MATERIAL SHOWN
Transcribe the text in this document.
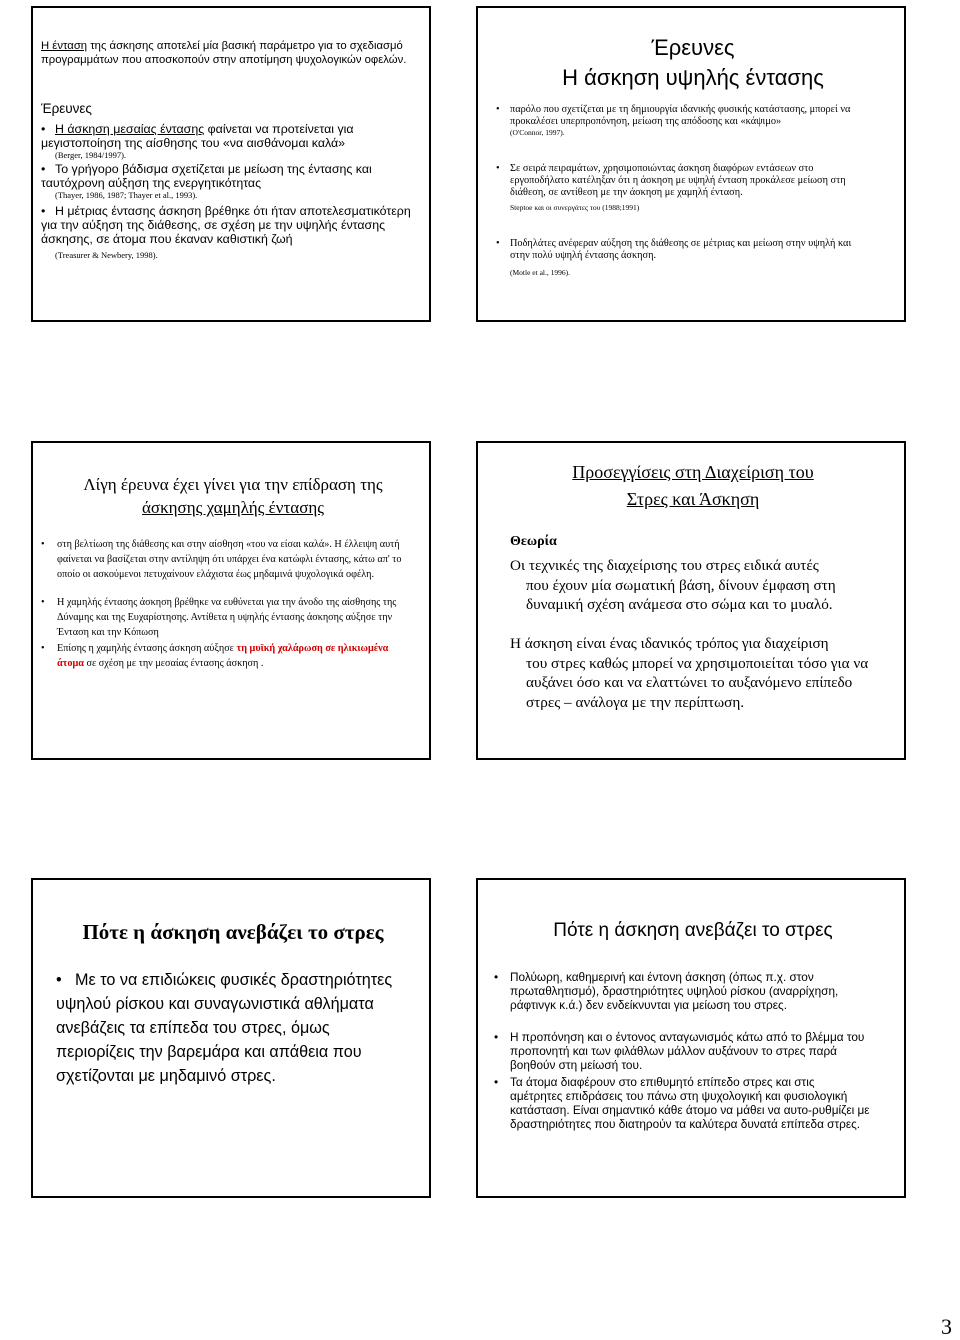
Η ένταση της άσκησης αποτελεί μία βασική παράμετρο για το σχεδιασμό προγραμμάτων που αποσκοπούν στην αποτίμηση ψυχολογικών οφελών.
Έρευνες
• Η άσκηση μεσαίας έντασης φαίνεται να προτείνεται για μεγιστοποίηση της αίσθησης του «να αισθάνομαι καλά»
(Berger, 1984/1997).
• Το γρήγορο βάδισμα σχετίζεται με μείωση της έντασης και ταυτόχρονη αύξηση της ενεργητικότητας
(Thayer, 1986, 1987; Thayer et al., 1993).
• Η μέτριας έντασης άσκηση βρέθηκε ότι ήταν αποτελεσματικότερη για την αύξηση της διάθεσης, σε σχέση με την υψηλής έντασης άσκησης, σε άτομα που έκαναν καθιστική ζωή
(Treasurer & Newbery, 1998).
Έρευνες
Η άσκηση υψηλής έντασης
• παρόλο που σχετίζεται με τη δημιουργία ιδανικής φυσικής κατάστασης, μπορεί να προκαλέσει υπερπροπόνηση, μείωση της απόδοσης και «κάψιμο»
(O'Connor, 1997).
• Σε σειρά πειραμάτων, χρησιμοποιώντας άσκηση διαφόρων εντάσεων στο εργοποδήλατο κατέληξαν ότι η άσκηση με υψηλή ένταση προκάλεσε μείωση στη διάθεση, σε αντίθεση με την άσκηση με χαμηλή ένταση.
Steptoe και οι συνεργάτες του (1988;1991)
• Ποδηλάτες ανέφεραν αύξηση της διάθεσης σε μέτριας και μείωση στην υψηλή και στην πολύ υψηλή έντασης άσκηση.
(Motle et al., 1996).
Λίγη έρευνα έχει γίνει για την επίδραση της
άσκησης χαμηλής έντασης
• στη βελτίωση της διάθεσης και στην αίσθηση «του να είσαι καλά». Η έλλειψη αυτή φαίνεται να βασίζεται στην αντίληψη ότι υπάρχει ένα κατώφλι έντασης, κάτω απ' το οποίο οι ασκούμενοι πετυχαίνουν ελάχιστα έως μηδαμινά ψυχολογικά οφέλη.
• Η χαμηλής έντασης άσκηση βρέθηκε να ευθύνεται για την άνοδο της αίσθησης της Δύναμης και της Ευχαρίστησης. Αντίθετα η υψηλής έντασης άσκησης αύξησε την Ένταση και την Κόπωση
• Επίσης η χαμηλής έντασης άσκηση αύξησε τη μυϊκή χαλάρωση σε ηλικιωμένα άτομα σε σχέση με την μεσαίας έντασης άσκηση .
Προσεγγίσεις στη Διαχείριση του
Στρες και Άσκηση
Θεωρία
Οι τεχνικές της διαχείρισης του στρες ειδικά αυτές
που έχουν μία σωματική βάση, δίνουν έμφαση στη δυναμική σχέση ανάμεσα στο σώμα και το μυαλό.
Η άσκηση είναι ένας ιδανικός τρόπος για διαχείριση
του στρες καθώς μπορεί να χρησιμοποιείται τόσο για να αυξάνει όσο και να ελαττώνει το αυξανόμενο επίπεδο στρες – ανάλογα με την περίπτωση.
Πότε η άσκηση ανεβάζει το στρες
• Με το να επιδιώκεις φυσικές δραστηριότητες υψηλού ρίσκου και συναγωνιστικά αθλήματα ανεβάζεις τα επίπεδα του στρες, όμως περιορίζεις την βαρεμάρα και απάθεια που σχετίζονται με μηδαμινό στρες.
Πότε η άσκηση ανεβάζει το στρες
• Πολύωρη, καθημερινή και έντονη άσκηση (όπως π.χ. στον πρωταθλητισμό), δραστηριότητες υψηλού ρίσκου (αναρρίχηση, ράφτινγκ κ.ά.) δεν ενδείκνυνται για μείωση του στρες.
• Η προπόνηση και ο έντονος ανταγωνισμός κάτω από το βλέμμα του προπονητή και των φιλάθλων μάλλον αυξάνουν το στρες παρά βοηθούν στη μείωσή του.
• Τα άτομα διαφέρουν στο επιθυμητό επίπεδο στρες και στις αμέτρητες επιδράσεις του πάνω στη ψυχολογική και φυσιολογική κατάσταση. Είναι σημαντικό κάθε άτομο να μάθει να αυτο-ρυθμίζει με δραστηριότητες που διατηρούν τα καλύτερα δυνατά επίπεδα στρες.
3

EXERCISE
Pick out all lines containing the string "αίσθησης".

SOLUTION FOR THIS TASK
• Η άσκηση μεσαίας έντασης φαίνεται να προτείνεται για μεγιστοποίηση της αίσθησης του «να αισθάνομαι καλά»
• Η χαμηλής έντασης άσκηση βρέθηκε να ευθύνεται για την άνοδο της αίσθησης της Δύναμης και της Ευχαρίστησης. Αντίθετα η υψηλής έντασης άσκησης αύξησε την Ένταση και την Κόπωση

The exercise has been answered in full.